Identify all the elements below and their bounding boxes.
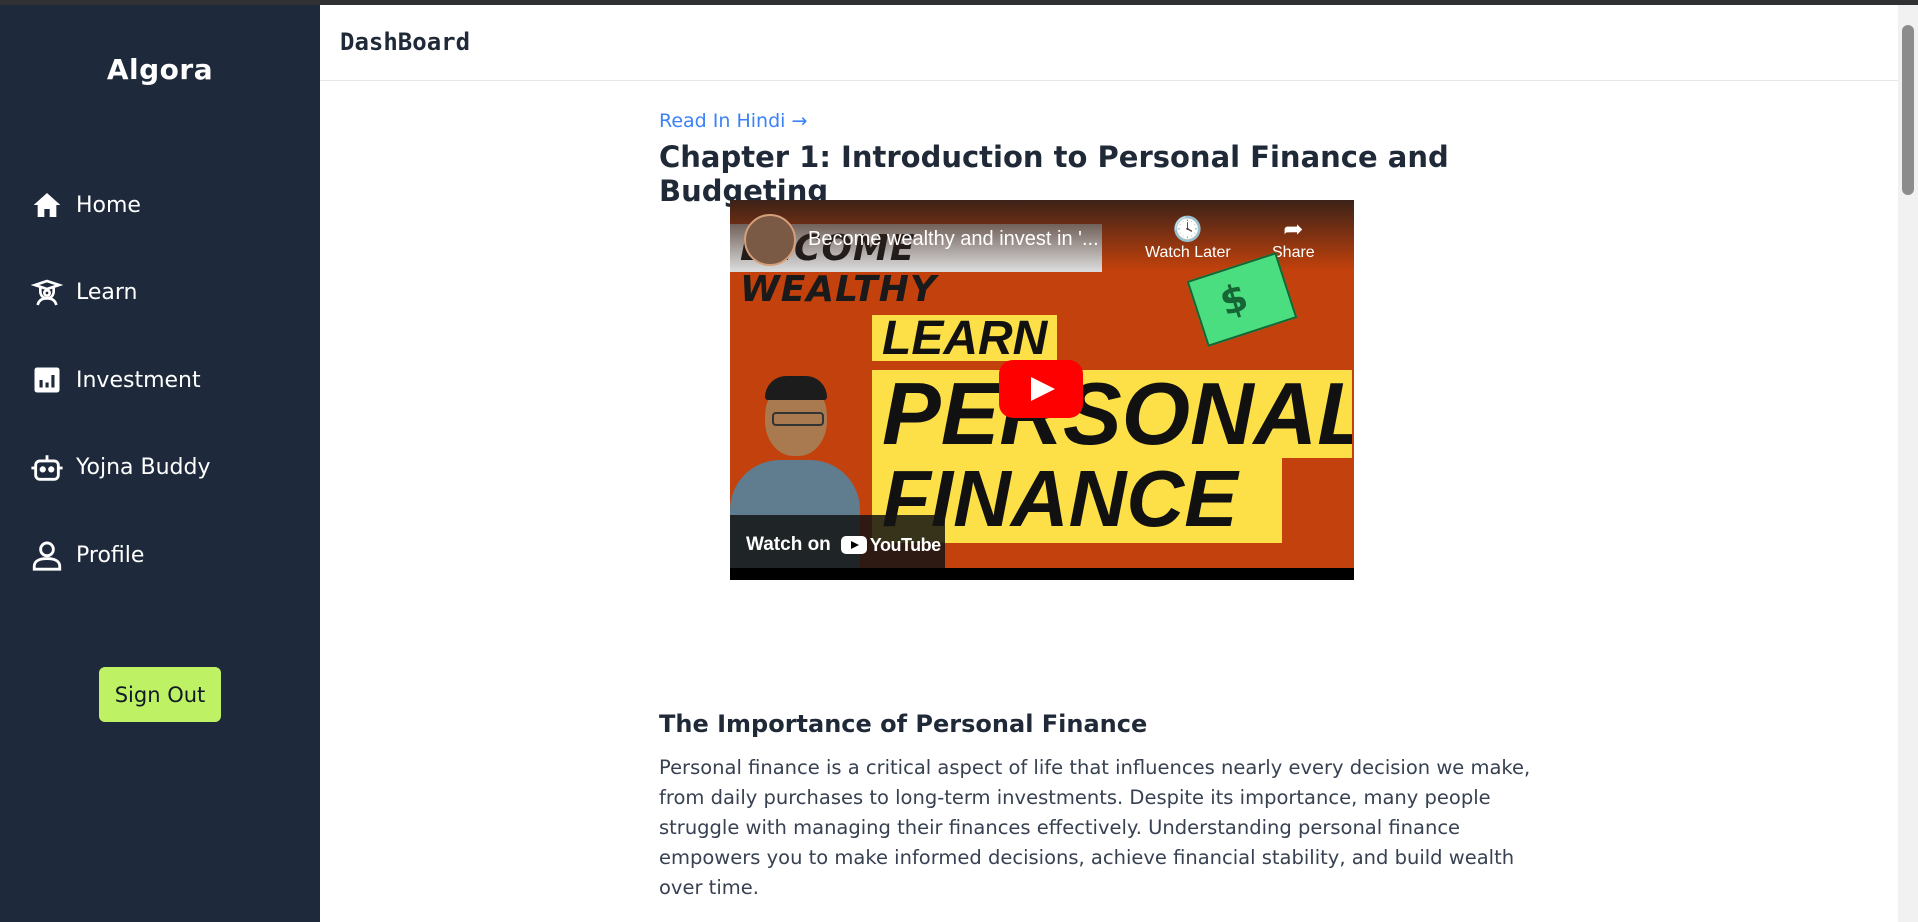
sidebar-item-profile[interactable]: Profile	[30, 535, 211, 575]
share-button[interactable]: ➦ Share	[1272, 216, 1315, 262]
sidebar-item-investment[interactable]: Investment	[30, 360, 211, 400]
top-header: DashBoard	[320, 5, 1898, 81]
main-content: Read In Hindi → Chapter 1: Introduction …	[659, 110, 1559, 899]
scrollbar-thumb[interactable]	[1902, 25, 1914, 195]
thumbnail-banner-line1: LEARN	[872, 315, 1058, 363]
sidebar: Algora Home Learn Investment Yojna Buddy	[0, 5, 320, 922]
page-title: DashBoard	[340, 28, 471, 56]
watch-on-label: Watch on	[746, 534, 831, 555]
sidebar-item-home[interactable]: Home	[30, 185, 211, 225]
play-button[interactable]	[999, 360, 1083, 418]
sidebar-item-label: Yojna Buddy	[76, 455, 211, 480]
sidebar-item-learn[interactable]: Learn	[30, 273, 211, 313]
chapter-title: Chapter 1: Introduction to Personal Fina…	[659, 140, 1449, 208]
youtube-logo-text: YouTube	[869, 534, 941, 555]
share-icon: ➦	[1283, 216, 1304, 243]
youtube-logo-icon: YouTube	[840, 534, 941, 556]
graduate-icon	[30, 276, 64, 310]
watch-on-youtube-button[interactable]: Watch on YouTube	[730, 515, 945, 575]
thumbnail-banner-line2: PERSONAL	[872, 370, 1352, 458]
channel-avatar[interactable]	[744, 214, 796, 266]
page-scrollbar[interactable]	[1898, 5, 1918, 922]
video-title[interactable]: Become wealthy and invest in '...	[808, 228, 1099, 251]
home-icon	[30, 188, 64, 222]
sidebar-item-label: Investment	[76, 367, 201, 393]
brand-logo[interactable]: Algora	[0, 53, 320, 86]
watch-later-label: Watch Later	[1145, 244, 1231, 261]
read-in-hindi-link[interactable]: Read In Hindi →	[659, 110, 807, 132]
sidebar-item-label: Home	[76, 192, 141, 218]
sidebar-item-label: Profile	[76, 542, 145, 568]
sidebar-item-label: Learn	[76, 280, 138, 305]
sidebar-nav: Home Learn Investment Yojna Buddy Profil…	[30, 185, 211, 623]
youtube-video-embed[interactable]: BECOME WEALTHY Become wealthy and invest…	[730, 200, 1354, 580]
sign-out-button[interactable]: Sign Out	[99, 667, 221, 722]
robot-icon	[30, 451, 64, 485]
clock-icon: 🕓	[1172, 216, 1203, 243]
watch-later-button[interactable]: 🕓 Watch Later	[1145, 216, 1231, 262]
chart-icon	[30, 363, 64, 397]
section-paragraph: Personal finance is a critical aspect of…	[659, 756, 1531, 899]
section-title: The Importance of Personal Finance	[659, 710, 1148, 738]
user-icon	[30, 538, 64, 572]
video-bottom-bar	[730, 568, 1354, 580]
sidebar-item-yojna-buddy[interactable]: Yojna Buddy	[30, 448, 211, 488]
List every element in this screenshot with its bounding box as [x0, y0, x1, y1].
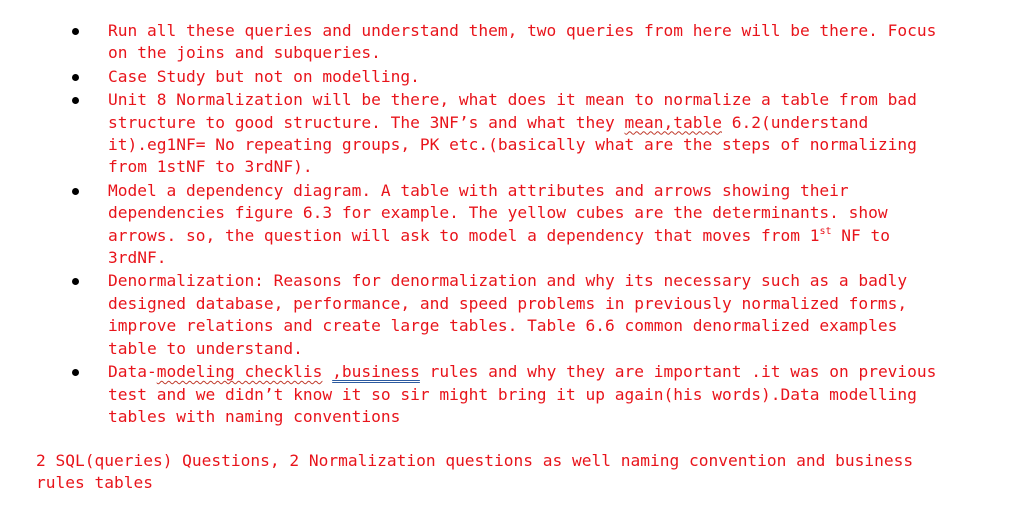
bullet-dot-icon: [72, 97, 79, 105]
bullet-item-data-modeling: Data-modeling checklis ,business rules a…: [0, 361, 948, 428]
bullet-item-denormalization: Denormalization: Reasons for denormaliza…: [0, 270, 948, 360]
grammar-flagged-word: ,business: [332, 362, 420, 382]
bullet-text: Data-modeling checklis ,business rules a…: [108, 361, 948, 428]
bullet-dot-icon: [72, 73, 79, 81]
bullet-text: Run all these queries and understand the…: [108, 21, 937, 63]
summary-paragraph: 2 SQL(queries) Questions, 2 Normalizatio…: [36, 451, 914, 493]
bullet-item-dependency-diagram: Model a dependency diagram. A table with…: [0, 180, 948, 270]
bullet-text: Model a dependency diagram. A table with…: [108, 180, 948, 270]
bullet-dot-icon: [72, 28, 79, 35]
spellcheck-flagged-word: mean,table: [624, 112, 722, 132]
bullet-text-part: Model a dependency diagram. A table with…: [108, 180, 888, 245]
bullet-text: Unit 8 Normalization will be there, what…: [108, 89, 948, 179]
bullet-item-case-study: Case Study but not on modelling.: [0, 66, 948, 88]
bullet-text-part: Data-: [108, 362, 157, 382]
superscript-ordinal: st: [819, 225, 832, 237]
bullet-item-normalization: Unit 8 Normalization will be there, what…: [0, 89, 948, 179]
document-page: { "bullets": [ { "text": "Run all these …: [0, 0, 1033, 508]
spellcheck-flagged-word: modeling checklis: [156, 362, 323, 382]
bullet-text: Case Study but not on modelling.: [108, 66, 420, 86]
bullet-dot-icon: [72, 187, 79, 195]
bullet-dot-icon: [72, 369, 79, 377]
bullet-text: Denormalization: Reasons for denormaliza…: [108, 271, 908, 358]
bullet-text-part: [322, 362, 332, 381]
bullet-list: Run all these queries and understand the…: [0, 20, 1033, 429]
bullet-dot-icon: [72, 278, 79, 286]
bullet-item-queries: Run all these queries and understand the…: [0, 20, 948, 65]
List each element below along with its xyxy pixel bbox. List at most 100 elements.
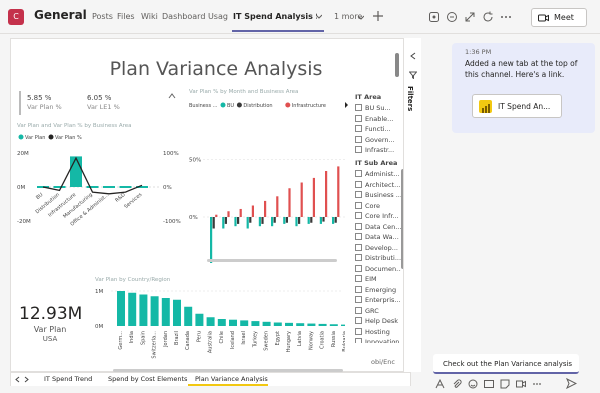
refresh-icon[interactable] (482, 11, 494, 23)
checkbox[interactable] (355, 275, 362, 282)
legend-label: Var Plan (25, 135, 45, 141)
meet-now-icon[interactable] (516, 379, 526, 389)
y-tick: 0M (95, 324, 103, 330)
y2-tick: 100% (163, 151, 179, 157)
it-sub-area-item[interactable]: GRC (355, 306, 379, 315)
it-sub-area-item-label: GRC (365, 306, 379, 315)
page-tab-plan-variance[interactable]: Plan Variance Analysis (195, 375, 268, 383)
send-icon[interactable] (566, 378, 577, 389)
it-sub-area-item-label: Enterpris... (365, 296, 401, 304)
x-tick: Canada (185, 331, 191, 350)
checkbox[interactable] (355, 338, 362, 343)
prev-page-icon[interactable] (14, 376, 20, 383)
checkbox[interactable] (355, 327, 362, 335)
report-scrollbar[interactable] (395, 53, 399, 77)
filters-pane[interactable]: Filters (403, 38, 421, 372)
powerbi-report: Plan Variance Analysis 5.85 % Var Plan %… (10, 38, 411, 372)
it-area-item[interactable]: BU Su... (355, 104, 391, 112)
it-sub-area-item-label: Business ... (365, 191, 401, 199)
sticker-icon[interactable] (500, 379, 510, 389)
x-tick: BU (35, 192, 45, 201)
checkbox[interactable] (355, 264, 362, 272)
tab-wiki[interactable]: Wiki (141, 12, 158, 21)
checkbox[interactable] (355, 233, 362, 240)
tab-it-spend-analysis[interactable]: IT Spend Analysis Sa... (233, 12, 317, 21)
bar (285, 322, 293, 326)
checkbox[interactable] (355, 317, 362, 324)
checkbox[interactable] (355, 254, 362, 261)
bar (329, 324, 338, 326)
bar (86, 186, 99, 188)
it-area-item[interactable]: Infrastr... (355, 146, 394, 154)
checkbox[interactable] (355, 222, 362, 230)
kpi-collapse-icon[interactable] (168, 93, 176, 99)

────────────────────

INSTRUCTIONS TO FOLLOW → Reproduce every one of the entries above line for line, without changing anything, and leave out the pictures.

CORRECT RESPONSE →
Identify all the elements below and their bounding boxes.
sidebar-item-profile[interactable]: Profile	[30, 535, 211, 575]
share-button[interactable]: ➦ Share	[1272, 216, 1315, 262]
sidebar-item-investment[interactable]: Investment	[30, 360, 211, 400]
top-header: DashBoard	[320, 5, 1898, 81]
main-content: Read In Hindi → Chapter 1: Introduction …	[659, 110, 1559, 899]
scrollbar-thumb[interactable]	[1902, 25, 1914, 195]
thumbnail-banner-line1: LEARN	[872, 315, 1058, 363]
sidebar: Algora Home Learn Investment Yojna Buddy	[0, 5, 320, 922]
page-title: DashBoard	[340, 28, 471, 56]
watch-on-label: Watch on	[746, 534, 831, 555]
sidebar-item-home[interactable]: Home	[30, 185, 211, 225]
play-button[interactable]	[999, 360, 1083, 418]
sidebar-item-label: Yojna Buddy	[76, 455, 211, 480]
sidebar-item-learn[interactable]: Learn	[30, 273, 211, 313]
chapter-title: Chapter 1: Introduction to Personal Fina…	[659, 140, 1449, 208]
youtube-logo-text: YouTube	[869, 534, 941, 555]
share-icon: ➦	[1283, 216, 1304, 243]
youtube-logo-icon: YouTube	[840, 534, 941, 556]
graduate-icon	[30, 276, 64, 310]
watch-on-youtube-button[interactable]: Watch on YouTube	[730, 515, 945, 575]
thumbnail-banner-line2: PERSONAL	[872, 370, 1352, 458]
channel-avatar[interactable]	[744, 214, 796, 266]
page-scrollbar[interactable]	[1898, 5, 1918, 922]
video-title[interactable]: Become wealthy and invest in '...	[808, 228, 1099, 251]
home-icon	[30, 188, 64, 222]
sidebar-item-label: Investment	[76, 367, 201, 393]
brand-logo[interactable]: Algora	[0, 53, 320, 86]
watch-later-label: Watch Later	[1145, 244, 1231, 261]
read-in-hindi-link[interactable]: Read In Hindi →	[659, 110, 807, 132]
sidebar-item-label: Home	[76, 192, 141, 218]
sidebar-item-label: Profile	[76, 542, 145, 568]
sidebar-item-label: Learn	[76, 280, 138, 305]
sidebar-nav: Home Learn Investment Yojna Buddy Profil…	[30, 185, 211, 623]
youtube-video-embed[interactable]: BECOME WEALTHY Become wealthy and invest…	[730, 200, 1354, 580]
sign-out-button[interactable]: Sign Out	[99, 667, 221, 722]
robot-icon	[30, 451, 64, 485]
clock-icon: 🕓	[1172, 216, 1203, 243]
watch-later-button[interactable]: 🕓 Watch Later	[1145, 216, 1231, 262]
chart-icon	[30, 363, 64, 397]
section-paragraph: Personal finance is a critical aspect of…	[659, 756, 1531, 899]
section-title: The Importance of Personal Finance	[659, 710, 1148, 738]
user-icon	[30, 538, 64, 572]
video-bottom-bar	[730, 568, 1354, 580]
sidebar-item-yojna-buddy[interactable]: Yojna Buddy	[30, 448, 211, 488]
List every element in this screenshot with its bounding box as [x0, y0, x1, y1].
bullet-dot-icon: [72, 97, 79, 105]
bullet-item-data-modeling: Data-modeling checklis ,business rules a…: [0, 361, 948, 428]
bullet-item-denormalization: Denormalization: Reasons for denormaliza…: [0, 270, 948, 360]
grammar-flagged-word: ,business: [332, 362, 420, 382]
bullet-text: Data-modeling checklis ,business rules a…: [108, 361, 948, 428]
bullet-dot-icon: [72, 73, 79, 81]
bullet-text: Run all these queries and understand the…: [108, 21, 937, 63]
summary-paragraph: 2 SQL(queries) Questions, 2 Normalizatio…: [36, 451, 914, 493]
bullet-item-dependency-diagram: Model a dependency diagram. A table with…: [0, 180, 948, 270]
bullet-text: Model a dependency diagram. A table with…: [108, 180, 948, 270]
bullet-dot-icon: [72, 28, 79, 35]
spellcheck-flagged-word: mean,table: [624, 112, 722, 132]
bullet-text-part: Model a dependency diagram. A table with…: [108, 180, 888, 245]
bullet-text: Unit 8 Normalization will be there, what…: [108, 89, 948, 179]
bullet-item-case-study: Case Study but not on modelling.: [0, 66, 948, 88]
bullet-text-part: Data-: [108, 362, 157, 382]
superscript-ordinal: st: [819, 225, 832, 237]
bullet-item-normalization: Unit 8 Normalization will be there, what…: [0, 89, 948, 179]
document-page: { "bullets": [ { "text": "Run all these …: [0, 0, 1033, 508]
spellcheck-flagged-word: modeling checklis: [156, 362, 323, 382]
bullet-text: Case Study but not on modelling.: [108, 66, 420, 86]
bullet-dot-icon: [72, 187, 79, 195]
bullet-dot-icon: [72, 369, 79, 377]
bullet-text: Denormalization: Reasons for denormaliza…: [108, 271, 908, 358]
bullet-text-part: [322, 362, 332, 381]
bullet-list: Run all these queries and understand the…: [0, 20, 1033, 429]
bullet-dot-icon: [72, 278, 79, 286]
bullet-item-queries: Run all these queries and understand the…: [0, 20, 948, 65]
List each element below along with its xyxy pixel bbox. List at most 100 elements.
refresh-icon[interactable] (482, 11, 494, 23)
checkbox[interactable] (355, 275, 362, 282)
legend-label: Var Plan (25, 135, 45, 141)
meet-now-icon[interactable] (516, 379, 526, 389)
y-tick: 0M (95, 324, 103, 330)
y2-tick: 100% (163, 151, 179, 157)
it-sub-area-item[interactable]: GRC (355, 306, 379, 315)
it-sub-area-item-label: GRC (365, 306, 379, 315)
page-tab-plan-variance[interactable]: Plan Variance Analysis (195, 375, 268, 383)
send-icon[interactable] (566, 378, 577, 389)
it-sub-area-item-label: Enterpris... (365, 296, 401, 304)
x-tick: Canada (185, 331, 191, 350)
checkbox[interactable] (355, 338, 362, 343)
prev-page-icon[interactable] (14, 376, 20, 383)
checkbox[interactable] (355, 327, 362, 335)
report-scrollbar[interactable] (395, 53, 399, 77)
filters-pane[interactable]: Filters (403, 38, 421, 372)
powerbi-report: Plan Variance Analysis 5.85 % Var Plan %… (10, 38, 411, 372)
it-area-item[interactable]: BU Su... (355, 104, 391, 112)
it-sub-area-item-label: Business ... (365, 191, 401, 199)
sticker-icon[interactable] (500, 379, 510, 389)
x-tick: BU (35, 192, 45, 201)
checkbox[interactable] (355, 264, 362, 272)
tab-wiki[interactable]: Wiki (141, 12, 158, 21)
checkbox[interactable] (355, 233, 362, 240)
tab-it-spend-analysis[interactable]: IT Spend Analysis Sa... (233, 12, 317, 21)
bar (285, 322, 293, 326)
checkbox[interactable] (355, 317, 362, 324)
checkbox[interactable] (355, 254, 362, 261)
bar (329, 324, 338, 326)
bar (86, 186, 99, 188)
it-area-item[interactable]: Infrastr... (355, 146, 394, 154)
checkbox[interactable] (355, 222, 362, 230)
kpi-collapse-icon[interactable] (168, 93, 176, 99)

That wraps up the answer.